> [DIRECTIONS FOR THIS TASK]
Quote the records below in full, exactly as given, with the images taken out.

Data extracted from a collection:

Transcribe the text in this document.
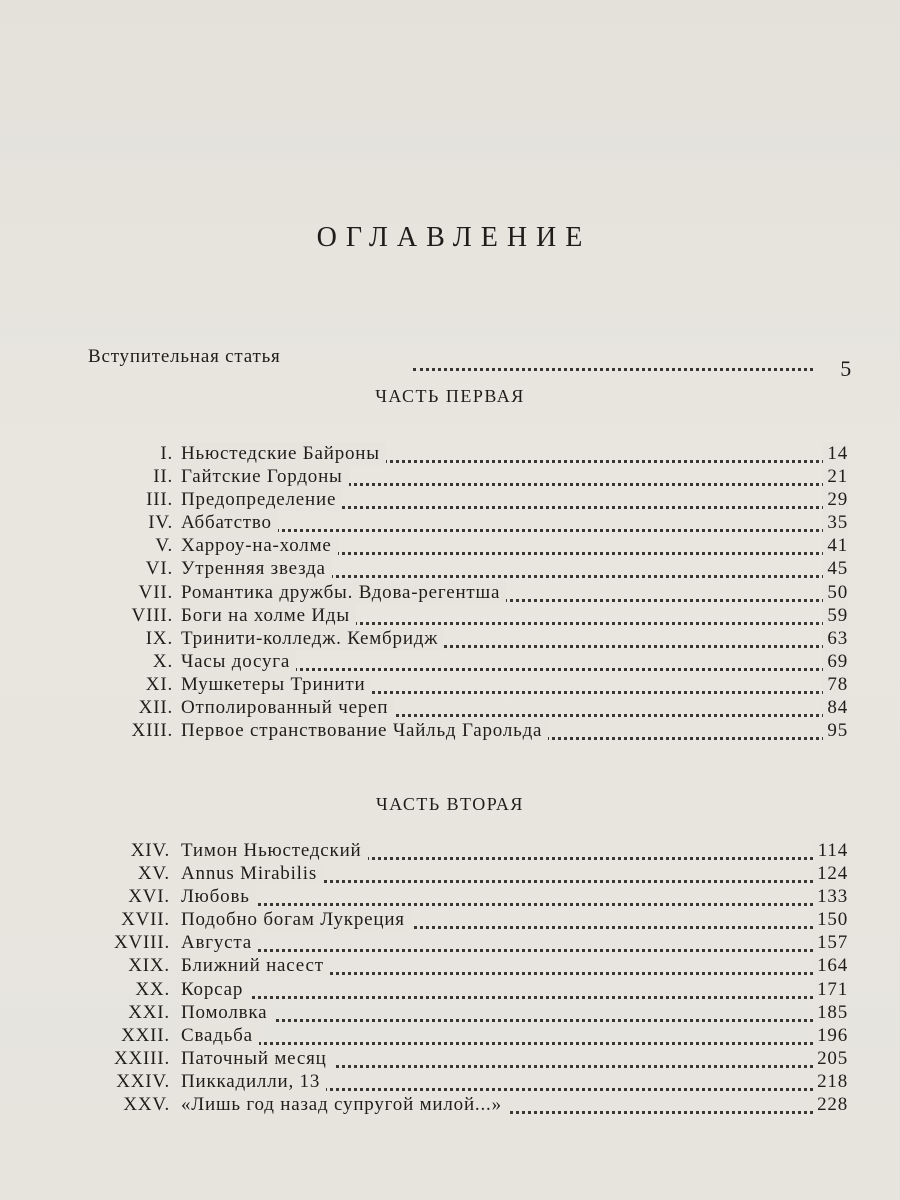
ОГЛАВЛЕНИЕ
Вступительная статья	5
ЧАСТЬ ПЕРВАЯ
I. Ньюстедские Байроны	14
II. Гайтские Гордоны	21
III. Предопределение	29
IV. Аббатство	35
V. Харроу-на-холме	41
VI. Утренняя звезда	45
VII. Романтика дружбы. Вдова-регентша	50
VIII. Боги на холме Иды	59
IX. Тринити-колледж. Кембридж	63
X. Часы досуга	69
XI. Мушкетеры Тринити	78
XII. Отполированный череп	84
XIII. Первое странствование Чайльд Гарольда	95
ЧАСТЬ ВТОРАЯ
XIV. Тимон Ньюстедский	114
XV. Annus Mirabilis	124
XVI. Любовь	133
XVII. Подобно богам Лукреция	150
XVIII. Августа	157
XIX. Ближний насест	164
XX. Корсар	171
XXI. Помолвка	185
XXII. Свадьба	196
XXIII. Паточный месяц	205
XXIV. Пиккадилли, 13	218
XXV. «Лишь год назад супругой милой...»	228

> [THE REPLY]
Transcribe the text in this document.
ОГЛАВЛЕНИЕ
Вступительная статья	5
ЧАСТЬ ПЕРВАЯ
I. Ньюстедские Байроны	14
II. Гайтские Гордоны	21
III. Предопределение	29
IV. Аббатство	35
V. Харроу-на-холме	41
VI. Утренняя звезда	45
VII. Романтика дружбы. Вдова-регентша	50
VIII. Боги на холме Иды	59
IX. Тринити-колледж. Кембридж	63
X. Часы досуга	69
XI. Мушкетеры Тринити	78
XII. Отполированный череп	84
XIII. Первое странствование Чайльд Гарольда	95
ЧАСТЬ ВТОРАЯ
XIV. Тимон Ньюстедский	114
XV. Annus Mirabilis	124
XVI. Любовь	133
XVII. Подобно богам Лукреция	150
XVIII. Августа	157
XIX. Ближний насест	164
XX. Корсар	171
XXI. Помолвка	185
XXII. Свадьба	196
XXIII. Паточный месяц	205
XXIV. Пиккадилли, 13	218
XXV. «Лишь год назад супругой милой...»	228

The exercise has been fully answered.